Data entries
══════════════════════════════
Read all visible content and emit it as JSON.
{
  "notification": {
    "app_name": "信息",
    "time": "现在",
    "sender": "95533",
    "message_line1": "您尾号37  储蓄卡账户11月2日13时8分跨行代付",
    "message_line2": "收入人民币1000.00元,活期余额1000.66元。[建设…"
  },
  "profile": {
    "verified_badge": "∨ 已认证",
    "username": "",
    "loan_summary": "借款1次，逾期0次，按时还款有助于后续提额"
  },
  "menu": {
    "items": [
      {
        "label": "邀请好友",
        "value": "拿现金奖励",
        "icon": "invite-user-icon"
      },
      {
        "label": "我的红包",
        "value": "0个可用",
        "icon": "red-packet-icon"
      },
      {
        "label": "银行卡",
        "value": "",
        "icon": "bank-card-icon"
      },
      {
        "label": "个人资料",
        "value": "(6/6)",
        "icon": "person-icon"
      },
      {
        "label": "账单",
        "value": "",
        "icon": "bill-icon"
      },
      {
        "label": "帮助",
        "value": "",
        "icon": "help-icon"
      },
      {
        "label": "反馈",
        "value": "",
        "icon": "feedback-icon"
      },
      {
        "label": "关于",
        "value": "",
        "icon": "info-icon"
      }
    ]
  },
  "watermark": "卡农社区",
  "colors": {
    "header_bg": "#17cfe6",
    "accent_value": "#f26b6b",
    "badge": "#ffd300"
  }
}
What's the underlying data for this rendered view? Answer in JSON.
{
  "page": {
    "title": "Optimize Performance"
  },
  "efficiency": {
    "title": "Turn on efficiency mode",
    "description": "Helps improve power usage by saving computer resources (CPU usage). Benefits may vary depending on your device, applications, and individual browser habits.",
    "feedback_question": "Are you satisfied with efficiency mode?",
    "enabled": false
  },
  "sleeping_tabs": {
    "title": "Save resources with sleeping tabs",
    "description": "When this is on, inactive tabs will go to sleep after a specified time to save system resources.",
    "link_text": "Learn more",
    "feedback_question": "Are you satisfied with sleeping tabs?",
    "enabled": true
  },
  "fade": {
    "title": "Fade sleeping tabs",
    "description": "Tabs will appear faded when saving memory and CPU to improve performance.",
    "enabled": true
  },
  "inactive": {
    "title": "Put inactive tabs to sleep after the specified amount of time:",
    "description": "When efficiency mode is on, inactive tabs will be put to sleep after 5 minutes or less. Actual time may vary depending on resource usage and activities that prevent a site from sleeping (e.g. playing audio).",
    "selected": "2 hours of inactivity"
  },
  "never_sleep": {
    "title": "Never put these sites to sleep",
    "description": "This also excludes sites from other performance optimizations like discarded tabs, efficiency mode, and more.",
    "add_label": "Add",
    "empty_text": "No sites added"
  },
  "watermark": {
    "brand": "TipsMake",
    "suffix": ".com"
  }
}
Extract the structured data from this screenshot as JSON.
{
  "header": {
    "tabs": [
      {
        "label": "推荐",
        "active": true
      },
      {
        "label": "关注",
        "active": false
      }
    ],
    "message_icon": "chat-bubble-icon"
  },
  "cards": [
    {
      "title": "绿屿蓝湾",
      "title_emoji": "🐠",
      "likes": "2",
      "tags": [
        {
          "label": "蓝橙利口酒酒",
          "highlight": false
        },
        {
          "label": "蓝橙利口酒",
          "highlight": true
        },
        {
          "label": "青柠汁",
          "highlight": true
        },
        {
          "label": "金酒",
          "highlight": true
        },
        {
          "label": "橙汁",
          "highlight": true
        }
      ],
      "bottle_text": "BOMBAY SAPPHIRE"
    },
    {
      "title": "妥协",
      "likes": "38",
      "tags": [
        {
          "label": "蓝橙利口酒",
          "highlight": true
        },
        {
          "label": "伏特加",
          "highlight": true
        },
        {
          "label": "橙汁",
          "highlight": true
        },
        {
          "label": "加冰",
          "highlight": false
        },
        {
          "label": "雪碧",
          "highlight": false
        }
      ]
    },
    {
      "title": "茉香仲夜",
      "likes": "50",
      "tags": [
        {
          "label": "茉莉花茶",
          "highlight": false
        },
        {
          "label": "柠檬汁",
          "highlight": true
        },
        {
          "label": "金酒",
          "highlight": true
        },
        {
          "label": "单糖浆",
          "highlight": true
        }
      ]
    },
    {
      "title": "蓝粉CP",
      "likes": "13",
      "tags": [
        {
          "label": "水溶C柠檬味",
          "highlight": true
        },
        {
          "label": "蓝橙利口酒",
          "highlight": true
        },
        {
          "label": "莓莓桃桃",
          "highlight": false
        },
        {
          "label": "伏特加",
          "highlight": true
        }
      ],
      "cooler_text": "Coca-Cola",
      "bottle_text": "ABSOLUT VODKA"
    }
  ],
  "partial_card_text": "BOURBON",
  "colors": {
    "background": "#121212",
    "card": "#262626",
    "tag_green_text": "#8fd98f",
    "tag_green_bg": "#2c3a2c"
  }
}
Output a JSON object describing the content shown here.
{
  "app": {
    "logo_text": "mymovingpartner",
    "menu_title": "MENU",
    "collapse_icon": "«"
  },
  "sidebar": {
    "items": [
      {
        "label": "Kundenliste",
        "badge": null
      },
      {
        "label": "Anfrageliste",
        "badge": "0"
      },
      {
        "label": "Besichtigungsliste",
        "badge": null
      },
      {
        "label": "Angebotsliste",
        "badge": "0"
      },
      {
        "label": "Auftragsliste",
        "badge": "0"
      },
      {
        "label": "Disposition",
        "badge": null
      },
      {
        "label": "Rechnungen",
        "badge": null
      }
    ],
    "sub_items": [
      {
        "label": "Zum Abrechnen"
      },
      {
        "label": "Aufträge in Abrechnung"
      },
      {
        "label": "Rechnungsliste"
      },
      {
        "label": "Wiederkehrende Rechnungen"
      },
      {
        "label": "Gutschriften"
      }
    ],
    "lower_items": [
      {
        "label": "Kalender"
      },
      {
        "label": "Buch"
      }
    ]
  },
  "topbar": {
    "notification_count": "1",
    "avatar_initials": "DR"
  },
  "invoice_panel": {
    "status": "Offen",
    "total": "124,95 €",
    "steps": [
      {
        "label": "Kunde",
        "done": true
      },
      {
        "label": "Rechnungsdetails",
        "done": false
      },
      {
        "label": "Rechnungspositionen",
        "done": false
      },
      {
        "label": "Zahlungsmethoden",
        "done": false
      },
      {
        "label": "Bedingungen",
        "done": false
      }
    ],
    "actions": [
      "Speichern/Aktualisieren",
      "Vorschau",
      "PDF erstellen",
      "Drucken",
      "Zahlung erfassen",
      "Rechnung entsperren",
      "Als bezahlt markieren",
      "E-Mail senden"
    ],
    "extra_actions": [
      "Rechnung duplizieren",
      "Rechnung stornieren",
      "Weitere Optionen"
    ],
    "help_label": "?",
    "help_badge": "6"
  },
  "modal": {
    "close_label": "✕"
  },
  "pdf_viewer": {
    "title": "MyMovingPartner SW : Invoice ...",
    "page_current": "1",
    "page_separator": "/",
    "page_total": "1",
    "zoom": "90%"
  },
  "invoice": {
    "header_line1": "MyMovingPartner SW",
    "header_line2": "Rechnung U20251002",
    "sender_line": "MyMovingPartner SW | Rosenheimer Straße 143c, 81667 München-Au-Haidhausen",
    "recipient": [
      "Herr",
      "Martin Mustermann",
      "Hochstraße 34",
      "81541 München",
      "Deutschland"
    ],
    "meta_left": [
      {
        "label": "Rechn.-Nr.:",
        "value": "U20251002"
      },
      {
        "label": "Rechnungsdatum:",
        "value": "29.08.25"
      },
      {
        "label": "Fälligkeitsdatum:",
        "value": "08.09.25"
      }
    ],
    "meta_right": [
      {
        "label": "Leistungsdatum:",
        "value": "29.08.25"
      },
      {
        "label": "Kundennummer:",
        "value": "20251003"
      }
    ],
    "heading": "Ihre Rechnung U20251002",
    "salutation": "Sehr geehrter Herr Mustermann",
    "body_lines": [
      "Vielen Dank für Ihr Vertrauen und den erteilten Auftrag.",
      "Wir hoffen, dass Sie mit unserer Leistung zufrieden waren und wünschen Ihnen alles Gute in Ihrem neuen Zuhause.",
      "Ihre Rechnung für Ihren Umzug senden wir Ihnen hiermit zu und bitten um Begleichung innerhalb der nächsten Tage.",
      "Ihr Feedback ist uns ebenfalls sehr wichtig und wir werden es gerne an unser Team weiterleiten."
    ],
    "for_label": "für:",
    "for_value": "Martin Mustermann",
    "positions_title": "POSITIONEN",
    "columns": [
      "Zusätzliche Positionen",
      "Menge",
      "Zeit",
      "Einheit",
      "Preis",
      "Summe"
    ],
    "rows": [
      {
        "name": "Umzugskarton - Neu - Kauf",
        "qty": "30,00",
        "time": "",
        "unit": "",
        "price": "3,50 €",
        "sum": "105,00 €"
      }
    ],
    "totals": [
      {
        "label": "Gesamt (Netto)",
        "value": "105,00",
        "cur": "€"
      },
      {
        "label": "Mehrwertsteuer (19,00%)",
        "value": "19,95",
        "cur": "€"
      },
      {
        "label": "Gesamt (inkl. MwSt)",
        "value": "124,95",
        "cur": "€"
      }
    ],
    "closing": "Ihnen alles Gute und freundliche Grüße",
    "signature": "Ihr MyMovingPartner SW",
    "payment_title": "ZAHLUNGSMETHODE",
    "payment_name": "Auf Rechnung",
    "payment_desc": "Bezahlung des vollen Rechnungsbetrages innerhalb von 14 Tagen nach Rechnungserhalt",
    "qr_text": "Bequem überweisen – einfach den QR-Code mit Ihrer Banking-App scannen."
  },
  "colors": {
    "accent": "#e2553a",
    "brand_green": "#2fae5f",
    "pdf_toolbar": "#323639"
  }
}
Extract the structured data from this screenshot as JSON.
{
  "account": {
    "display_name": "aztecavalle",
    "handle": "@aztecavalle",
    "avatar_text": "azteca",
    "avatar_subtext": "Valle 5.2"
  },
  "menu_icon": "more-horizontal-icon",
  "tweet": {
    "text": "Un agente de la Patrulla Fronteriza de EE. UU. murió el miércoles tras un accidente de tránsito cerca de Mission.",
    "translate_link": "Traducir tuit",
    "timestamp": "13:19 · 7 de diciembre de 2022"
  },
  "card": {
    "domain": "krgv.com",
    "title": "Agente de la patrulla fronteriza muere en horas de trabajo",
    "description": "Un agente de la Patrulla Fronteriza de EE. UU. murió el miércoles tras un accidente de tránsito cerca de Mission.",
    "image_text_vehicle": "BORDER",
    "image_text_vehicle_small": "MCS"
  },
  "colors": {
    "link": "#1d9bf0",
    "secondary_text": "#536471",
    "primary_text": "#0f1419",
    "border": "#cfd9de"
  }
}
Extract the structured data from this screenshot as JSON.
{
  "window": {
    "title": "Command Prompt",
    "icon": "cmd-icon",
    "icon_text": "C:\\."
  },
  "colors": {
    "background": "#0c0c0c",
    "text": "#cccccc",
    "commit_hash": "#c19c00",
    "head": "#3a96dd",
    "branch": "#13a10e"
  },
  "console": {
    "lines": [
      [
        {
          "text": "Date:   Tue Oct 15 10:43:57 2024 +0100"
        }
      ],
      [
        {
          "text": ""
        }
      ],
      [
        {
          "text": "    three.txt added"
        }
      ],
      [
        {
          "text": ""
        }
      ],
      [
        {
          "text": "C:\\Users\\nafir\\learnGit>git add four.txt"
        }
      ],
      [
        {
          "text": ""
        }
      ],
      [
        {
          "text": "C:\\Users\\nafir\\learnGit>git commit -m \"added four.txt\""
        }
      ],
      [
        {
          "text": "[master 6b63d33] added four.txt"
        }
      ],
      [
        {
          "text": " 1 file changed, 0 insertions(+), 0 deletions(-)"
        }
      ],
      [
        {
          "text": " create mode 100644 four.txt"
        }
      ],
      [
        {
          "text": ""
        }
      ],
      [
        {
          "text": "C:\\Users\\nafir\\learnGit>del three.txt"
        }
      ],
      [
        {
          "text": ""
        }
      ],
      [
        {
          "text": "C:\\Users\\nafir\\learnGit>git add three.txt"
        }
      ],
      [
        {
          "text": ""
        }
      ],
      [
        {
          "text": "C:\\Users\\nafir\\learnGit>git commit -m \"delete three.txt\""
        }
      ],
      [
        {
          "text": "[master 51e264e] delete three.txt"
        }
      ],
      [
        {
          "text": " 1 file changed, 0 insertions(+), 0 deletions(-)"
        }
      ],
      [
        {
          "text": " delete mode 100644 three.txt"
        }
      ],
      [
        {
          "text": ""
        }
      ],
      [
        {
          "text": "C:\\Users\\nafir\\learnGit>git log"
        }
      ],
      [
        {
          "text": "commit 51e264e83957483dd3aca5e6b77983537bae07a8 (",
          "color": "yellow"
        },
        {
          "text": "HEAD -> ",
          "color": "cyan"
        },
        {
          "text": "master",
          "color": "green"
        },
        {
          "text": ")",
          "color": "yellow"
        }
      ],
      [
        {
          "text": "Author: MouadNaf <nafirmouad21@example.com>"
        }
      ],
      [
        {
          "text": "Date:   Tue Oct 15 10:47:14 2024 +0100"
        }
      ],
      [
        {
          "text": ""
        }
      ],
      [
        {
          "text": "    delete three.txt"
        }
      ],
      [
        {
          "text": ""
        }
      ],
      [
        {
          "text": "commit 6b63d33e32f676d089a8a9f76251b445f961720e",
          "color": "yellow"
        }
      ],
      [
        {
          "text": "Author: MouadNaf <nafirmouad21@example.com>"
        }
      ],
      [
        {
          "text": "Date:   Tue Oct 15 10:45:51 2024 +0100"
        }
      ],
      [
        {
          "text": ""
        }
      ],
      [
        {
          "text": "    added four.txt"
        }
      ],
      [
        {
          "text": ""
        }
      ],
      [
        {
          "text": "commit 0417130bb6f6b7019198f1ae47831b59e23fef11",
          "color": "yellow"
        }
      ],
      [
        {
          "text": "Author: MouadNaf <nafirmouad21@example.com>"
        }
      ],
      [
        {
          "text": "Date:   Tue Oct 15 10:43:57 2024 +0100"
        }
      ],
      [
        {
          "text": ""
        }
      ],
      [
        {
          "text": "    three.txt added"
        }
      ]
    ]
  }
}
══════════════════════════════
*TASK PROMPT*.
Filter the records for lines holding the string "added". Copy each one.

*TASK SOLUTION*.
    "empty_text": "No sites added"
          "text": "    three.txt added"
          "text": "C:\\Users\\nafir\\learnGit>git commit -m \"added four.txt\""
          "text": "[master 6b63d33] added four.txt"
          "text": "    added four.txt"
          "text": "    three.txt added"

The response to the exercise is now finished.